• [Data lines]
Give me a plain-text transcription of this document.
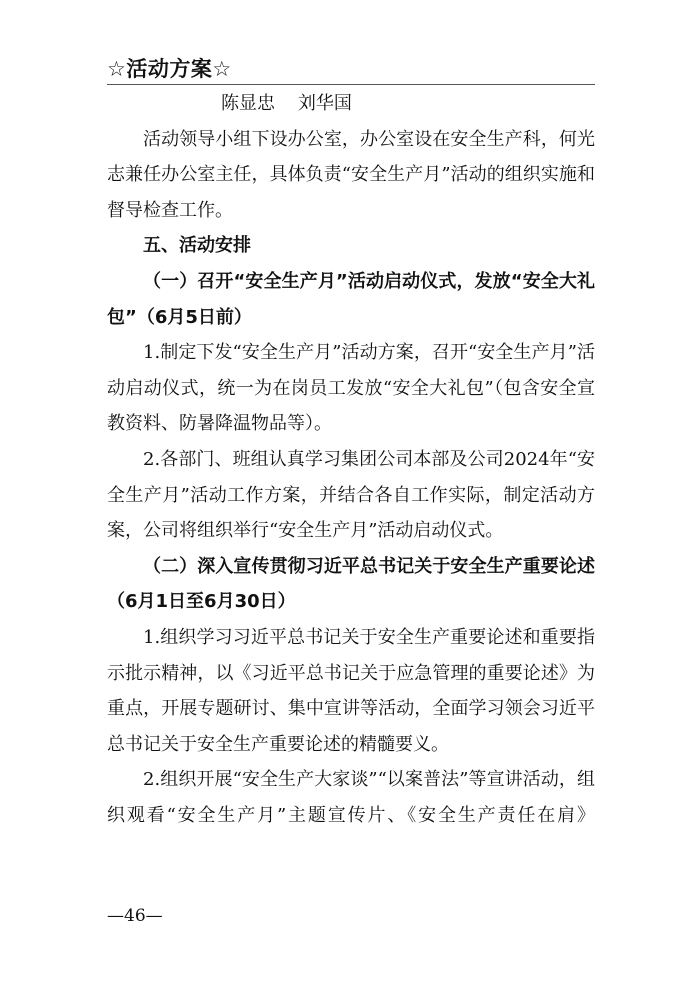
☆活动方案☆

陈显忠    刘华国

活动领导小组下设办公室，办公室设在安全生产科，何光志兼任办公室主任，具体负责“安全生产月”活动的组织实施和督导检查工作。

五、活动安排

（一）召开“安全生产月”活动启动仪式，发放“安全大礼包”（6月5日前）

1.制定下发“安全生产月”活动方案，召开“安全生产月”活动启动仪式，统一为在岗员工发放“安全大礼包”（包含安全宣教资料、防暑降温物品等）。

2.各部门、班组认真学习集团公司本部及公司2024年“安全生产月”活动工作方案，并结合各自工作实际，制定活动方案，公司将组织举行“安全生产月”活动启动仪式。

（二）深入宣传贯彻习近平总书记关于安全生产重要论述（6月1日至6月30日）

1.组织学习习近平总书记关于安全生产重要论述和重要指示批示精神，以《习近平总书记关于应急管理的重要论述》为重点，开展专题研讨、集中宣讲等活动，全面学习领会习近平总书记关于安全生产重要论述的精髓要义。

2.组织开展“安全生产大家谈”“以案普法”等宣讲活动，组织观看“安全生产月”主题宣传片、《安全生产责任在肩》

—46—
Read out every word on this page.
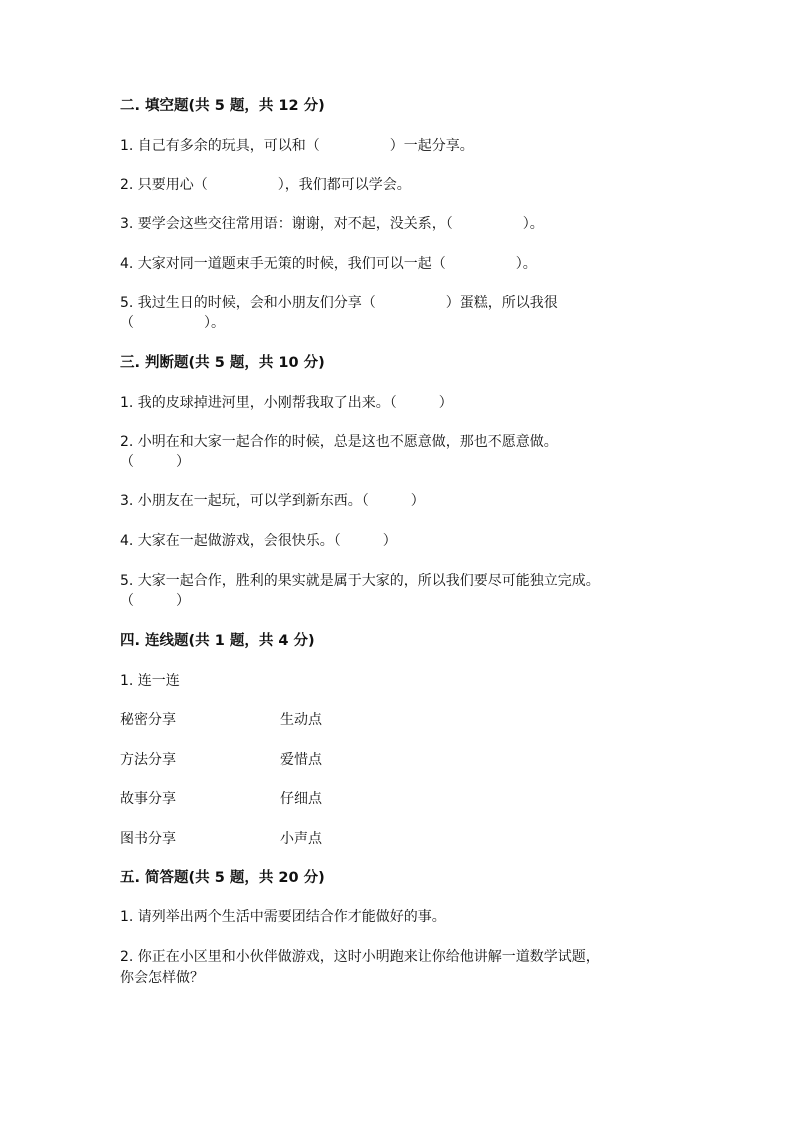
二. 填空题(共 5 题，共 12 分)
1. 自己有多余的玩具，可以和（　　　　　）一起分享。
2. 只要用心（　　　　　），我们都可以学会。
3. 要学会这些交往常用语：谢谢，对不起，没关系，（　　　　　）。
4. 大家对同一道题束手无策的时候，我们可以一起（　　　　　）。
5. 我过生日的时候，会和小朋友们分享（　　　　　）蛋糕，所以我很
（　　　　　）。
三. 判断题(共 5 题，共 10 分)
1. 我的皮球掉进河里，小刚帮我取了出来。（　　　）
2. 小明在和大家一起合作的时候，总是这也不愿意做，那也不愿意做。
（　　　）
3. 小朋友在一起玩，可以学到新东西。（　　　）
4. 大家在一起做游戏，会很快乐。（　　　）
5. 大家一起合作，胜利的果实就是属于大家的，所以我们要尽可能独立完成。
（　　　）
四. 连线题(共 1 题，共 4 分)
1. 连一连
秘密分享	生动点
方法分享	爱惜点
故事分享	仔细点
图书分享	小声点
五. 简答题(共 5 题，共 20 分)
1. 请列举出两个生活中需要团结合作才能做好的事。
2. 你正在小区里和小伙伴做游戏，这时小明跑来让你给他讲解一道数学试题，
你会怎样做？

* * *

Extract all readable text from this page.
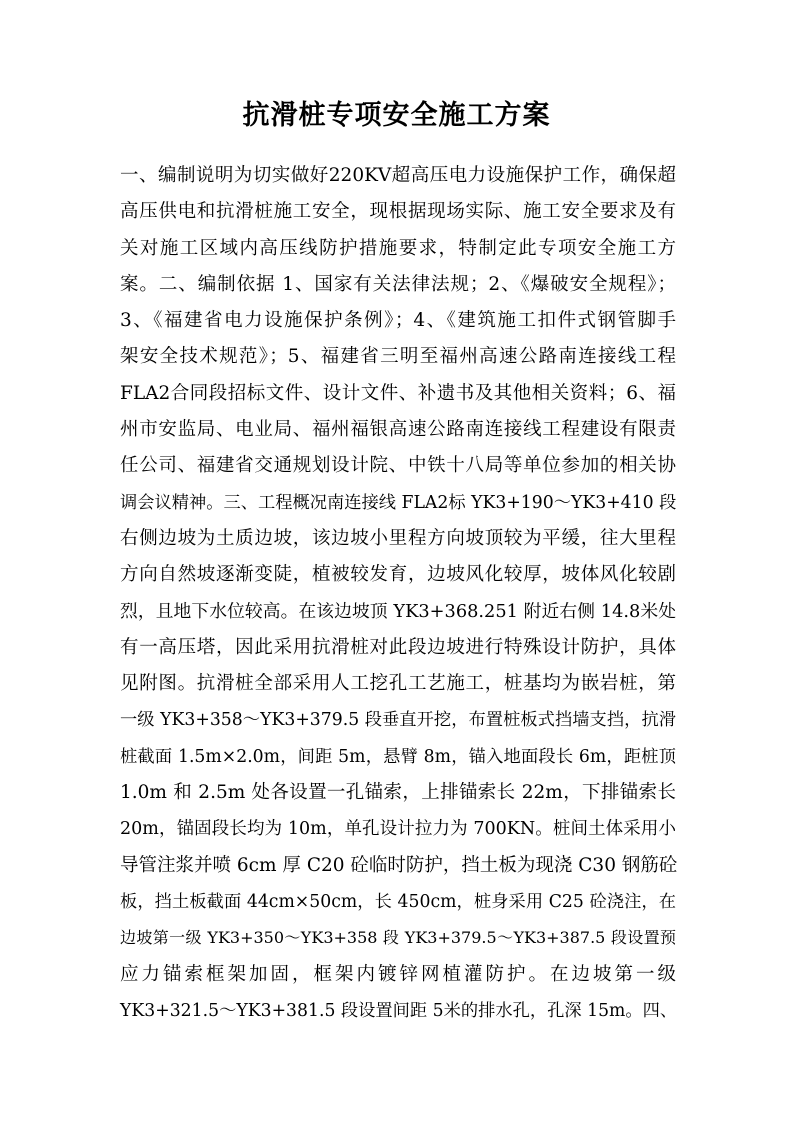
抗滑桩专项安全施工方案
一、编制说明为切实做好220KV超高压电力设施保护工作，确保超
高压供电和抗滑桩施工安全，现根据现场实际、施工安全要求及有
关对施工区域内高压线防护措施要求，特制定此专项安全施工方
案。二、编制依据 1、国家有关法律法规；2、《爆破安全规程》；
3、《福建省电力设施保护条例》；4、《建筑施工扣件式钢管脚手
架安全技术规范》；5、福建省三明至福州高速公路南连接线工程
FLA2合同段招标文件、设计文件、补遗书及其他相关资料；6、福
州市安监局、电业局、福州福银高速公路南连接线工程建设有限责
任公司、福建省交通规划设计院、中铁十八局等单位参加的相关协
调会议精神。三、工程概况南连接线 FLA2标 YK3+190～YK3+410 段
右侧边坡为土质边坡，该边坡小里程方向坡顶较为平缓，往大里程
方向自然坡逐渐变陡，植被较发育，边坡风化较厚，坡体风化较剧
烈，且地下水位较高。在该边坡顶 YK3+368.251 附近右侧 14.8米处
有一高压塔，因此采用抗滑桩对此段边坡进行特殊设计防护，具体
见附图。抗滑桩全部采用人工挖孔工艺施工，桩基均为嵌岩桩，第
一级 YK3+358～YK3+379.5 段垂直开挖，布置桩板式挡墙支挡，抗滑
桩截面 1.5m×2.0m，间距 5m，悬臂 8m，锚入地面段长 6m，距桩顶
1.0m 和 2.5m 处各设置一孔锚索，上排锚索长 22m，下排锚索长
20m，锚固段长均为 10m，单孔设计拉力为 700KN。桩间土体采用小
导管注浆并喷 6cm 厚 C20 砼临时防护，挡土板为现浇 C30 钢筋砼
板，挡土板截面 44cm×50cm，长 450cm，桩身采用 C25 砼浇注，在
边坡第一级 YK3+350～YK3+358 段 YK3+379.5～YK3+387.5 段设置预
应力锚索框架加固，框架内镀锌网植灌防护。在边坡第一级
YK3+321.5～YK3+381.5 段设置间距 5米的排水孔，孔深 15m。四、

• [Problem requirements] Pick out every line above that contains the word "安全生产月" and copy it.

• [Worked answer]
活动领导小组下设办公室，办公室设在安全生产科，何光志兼任办公室主任，具体负责“安全生产月”活动的组织实施和督导检查工作。
（一）召开“安全生产月”活动启动仪式，发放“安全大礼包”（6月5日前）
1.制定下发“安全生产月”活动方案，召开“安全生产月”活动启动仪式，统一为在岗员工发放“安全大礼包”（包含安全宣教资料、防暑降温物品等）。
2.各部门、班组认真学习集团公司本部及公司2024年“安全生产月”活动工作方案，并结合各自工作实际，制定活动方案，公司将组织举行“安全生产月”活动启动仪式。
2.组织开展“安全生产大家谈”“以案普法”等宣讲活动，组织观看“安全生产月”主题宣传片、《安全生产责任在肩》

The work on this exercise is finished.